**Directions:** Below are some records: retype them all exactly, but not the pictures.
┌──
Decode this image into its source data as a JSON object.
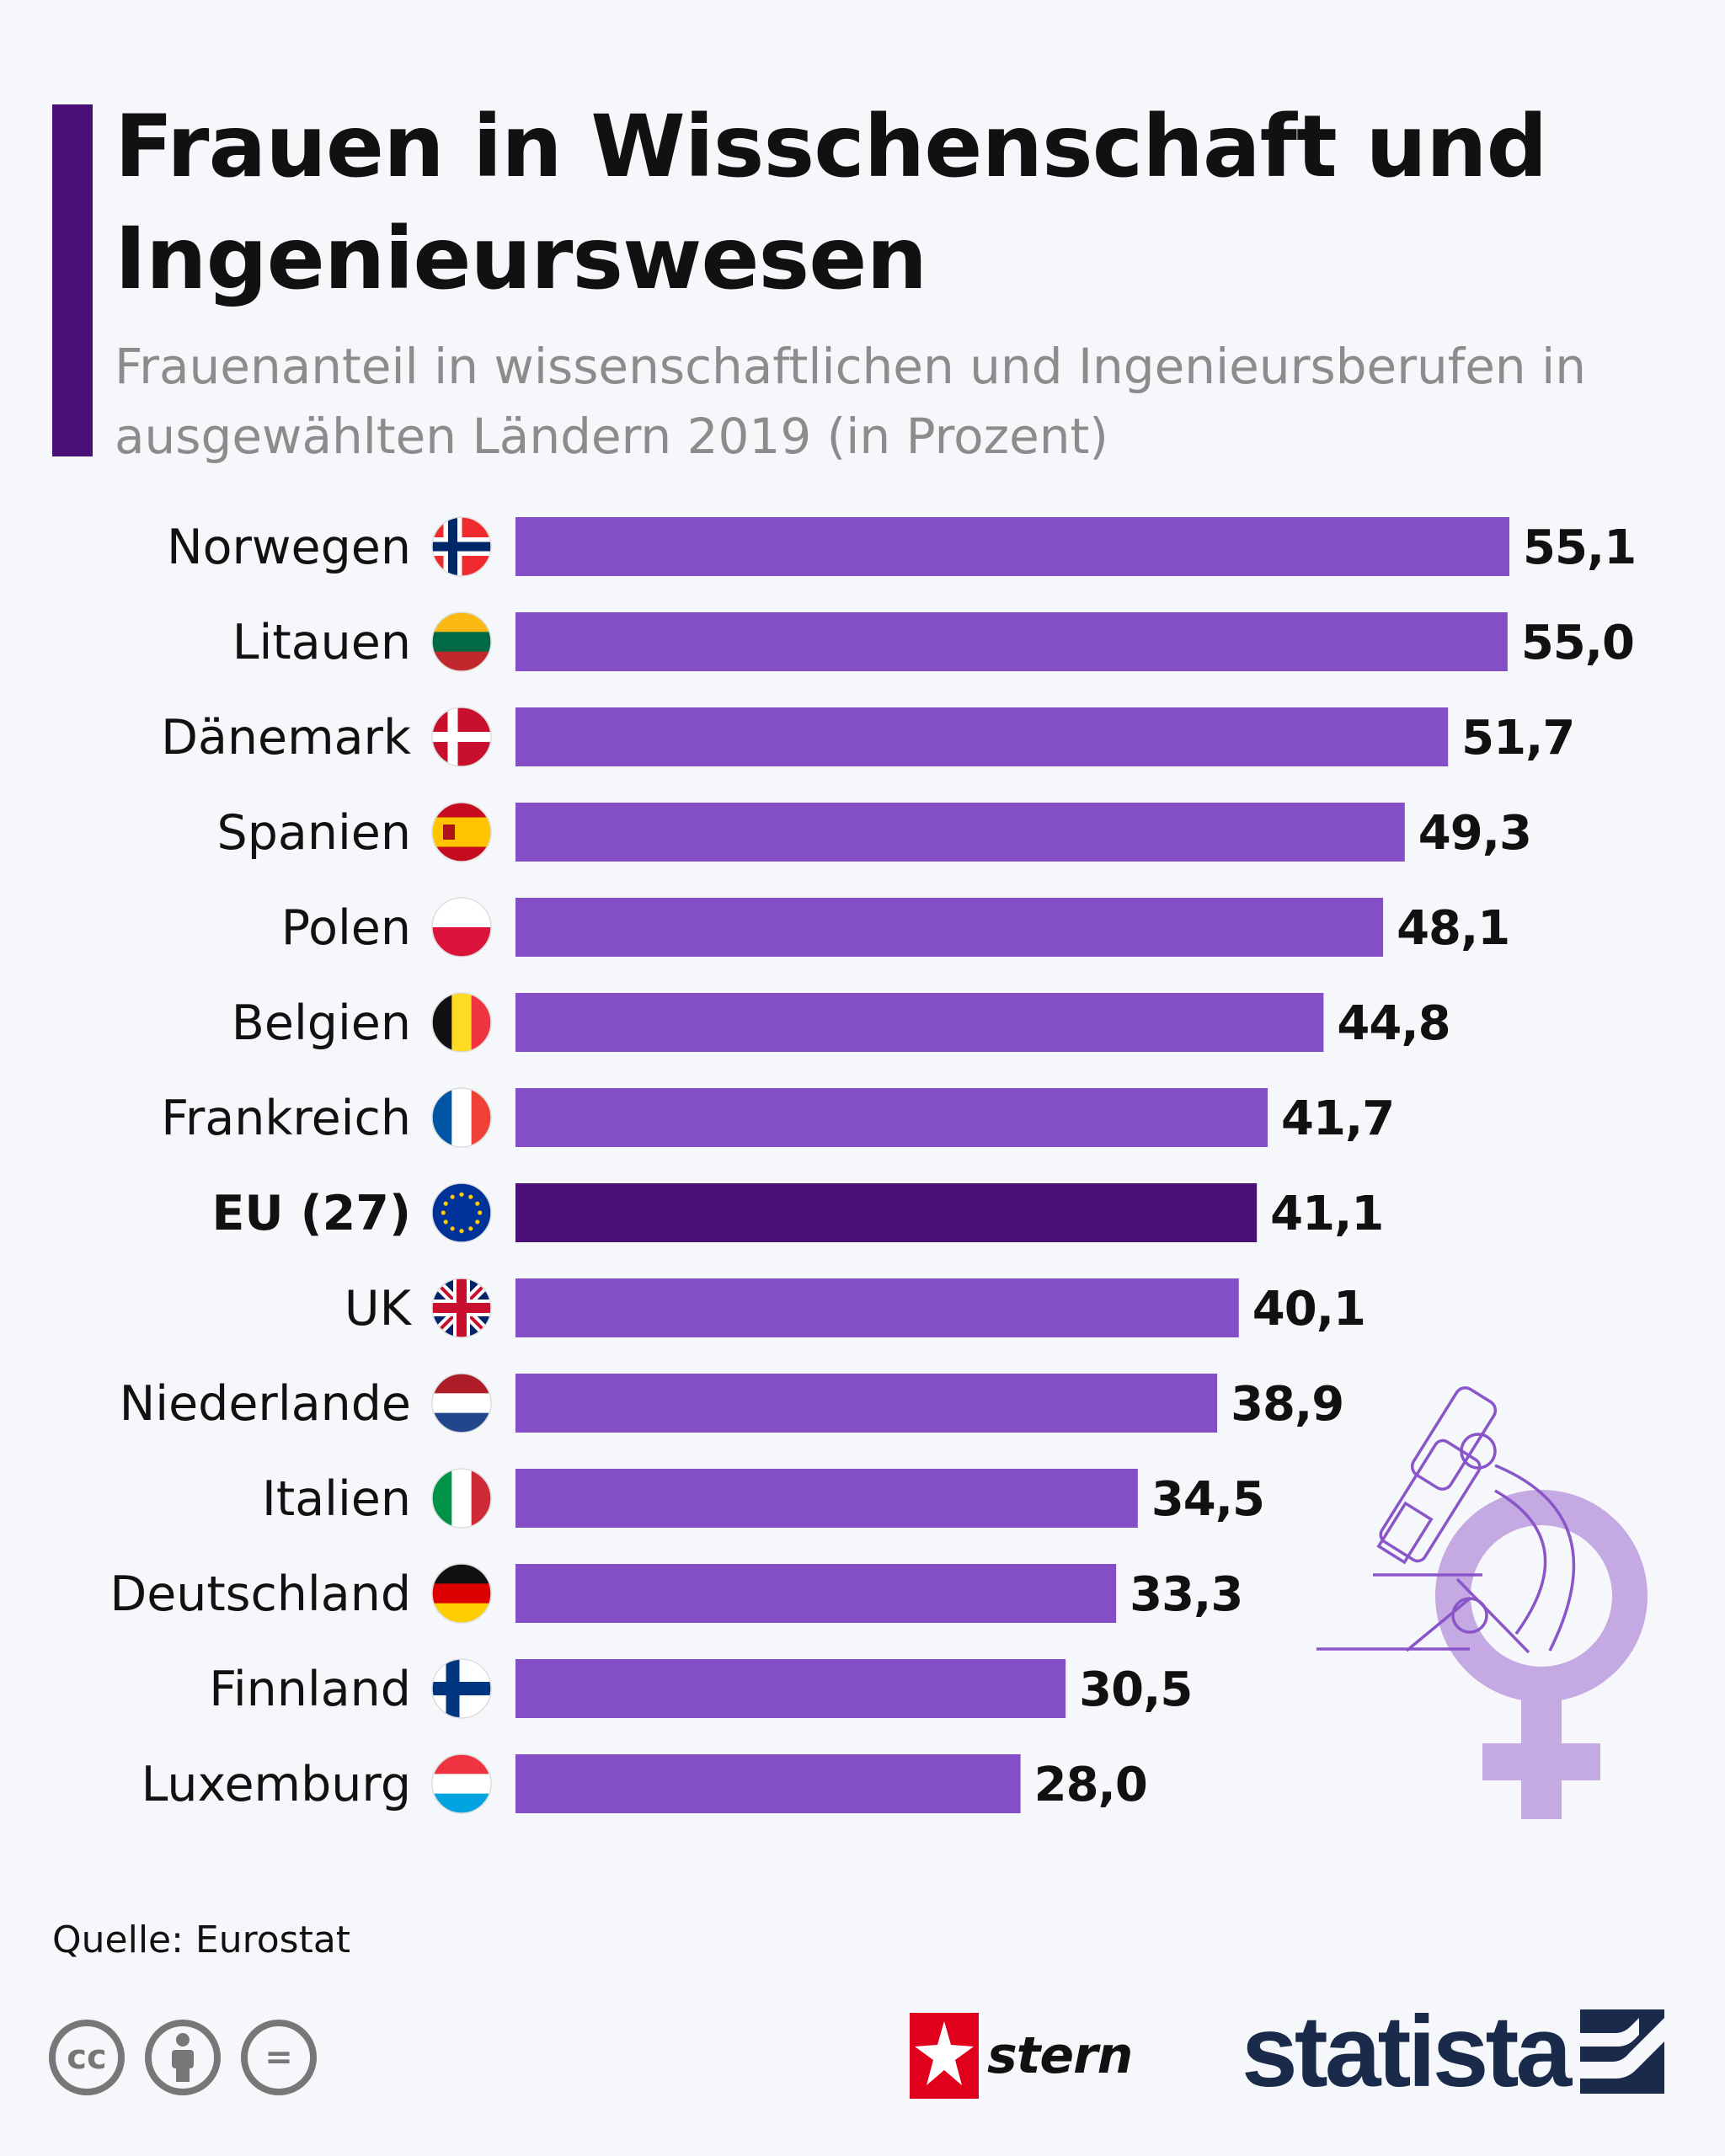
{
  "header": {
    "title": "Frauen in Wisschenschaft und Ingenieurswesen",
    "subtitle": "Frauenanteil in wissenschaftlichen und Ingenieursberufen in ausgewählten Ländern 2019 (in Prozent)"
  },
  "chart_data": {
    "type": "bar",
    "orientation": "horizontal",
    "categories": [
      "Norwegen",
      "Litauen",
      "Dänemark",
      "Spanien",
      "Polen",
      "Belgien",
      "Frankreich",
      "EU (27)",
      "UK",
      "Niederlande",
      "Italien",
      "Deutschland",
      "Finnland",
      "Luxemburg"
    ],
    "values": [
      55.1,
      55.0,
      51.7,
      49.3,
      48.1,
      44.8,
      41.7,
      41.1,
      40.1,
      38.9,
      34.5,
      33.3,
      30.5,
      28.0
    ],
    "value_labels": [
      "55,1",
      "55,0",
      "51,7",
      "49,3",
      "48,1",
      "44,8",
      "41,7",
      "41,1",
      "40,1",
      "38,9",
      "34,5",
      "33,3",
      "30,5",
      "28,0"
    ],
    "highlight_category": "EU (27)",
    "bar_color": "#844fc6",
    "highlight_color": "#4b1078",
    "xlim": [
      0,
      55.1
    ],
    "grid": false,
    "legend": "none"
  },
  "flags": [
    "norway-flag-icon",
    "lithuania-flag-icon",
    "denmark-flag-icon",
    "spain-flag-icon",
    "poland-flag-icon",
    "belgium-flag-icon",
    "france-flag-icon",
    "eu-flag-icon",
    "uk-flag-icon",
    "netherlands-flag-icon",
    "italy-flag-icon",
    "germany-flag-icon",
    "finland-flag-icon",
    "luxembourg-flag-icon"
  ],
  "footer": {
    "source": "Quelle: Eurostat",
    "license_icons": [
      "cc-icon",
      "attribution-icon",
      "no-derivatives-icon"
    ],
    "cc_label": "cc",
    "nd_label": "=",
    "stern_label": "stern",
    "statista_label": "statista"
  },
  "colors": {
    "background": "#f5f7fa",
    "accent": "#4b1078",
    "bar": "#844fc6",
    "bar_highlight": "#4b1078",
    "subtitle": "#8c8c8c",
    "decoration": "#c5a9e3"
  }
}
└──
**Exercise output:**
Decode this image into its source data as a JSON object.
{
  "header": {
    "title": "Frauen in Wisschenschaft und Ingenieurswesen",
    "subtitle": "Frauenanteil in wissenschaftlichen und Ingenieursberufen in ausgewählten Ländern 2019 (in Prozent)"
  },
  "chart_data": {
    "type": "bar",
    "orientation": "horizontal",
    "categories": [
      "Norwegen",
      "Litauen",
      "Dänemark",
      "Spanien",
      "Polen",
      "Belgien",
      "Frankreich",
      "EU (27)",
      "UK",
      "Niederlande",
      "Italien",
      "Deutschland",
      "Finnland",
      "Luxemburg"
    ],
    "values": [
      55.1,
      55.0,
      51.7,
      49.3,
      48.1,
      44.8,
      41.7,
      41.1,
      40.1,
      38.9,
      34.5,
      33.3,
      30.5,
      28.0
    ],
    "value_labels": [
      "55,1",
      "55,0",
      "51,7",
      "49,3",
      "48,1",
      "44,8",
      "41,7",
      "41,1",
      "40,1",
      "38,9",
      "34,5",
      "33,3",
      "30,5",
      "28,0"
    ],
    "highlight_category": "EU (27)",
    "bar_color": "#844fc6",
    "highlight_color": "#4b1078",
    "xlim": [
      0,
      55.1
    ],
    "grid": false,
    "legend": "none"
  },
  "flags": [
    "norway-flag-icon",
    "lithuania-flag-icon",
    "denmark-flag-icon",
    "spain-flag-icon",
    "poland-flag-icon",
    "belgium-flag-icon",
    "france-flag-icon",
    "eu-flag-icon",
    "uk-flag-icon",
    "netherlands-flag-icon",
    "italy-flag-icon",
    "germany-flag-icon",
    "finland-flag-icon",
    "luxembourg-flag-icon"
  ],
  "footer": {
    "source": "Quelle: Eurostat",
    "license_icons": [
      "cc-icon",
      "attribution-icon",
      "no-derivatives-icon"
    ],
    "cc_label": "cc",
    "nd_label": "=",
    "stern_label": "stern",
    "statista_label": "statista"
  },
  "colors": {
    "background": "#f5f7fa",
    "accent": "#4b1078",
    "bar": "#844fc6",
    "bar_highlight": "#4b1078",
    "subtitle": "#8c8c8c",
    "decoration": "#c5a9e3"
  }
}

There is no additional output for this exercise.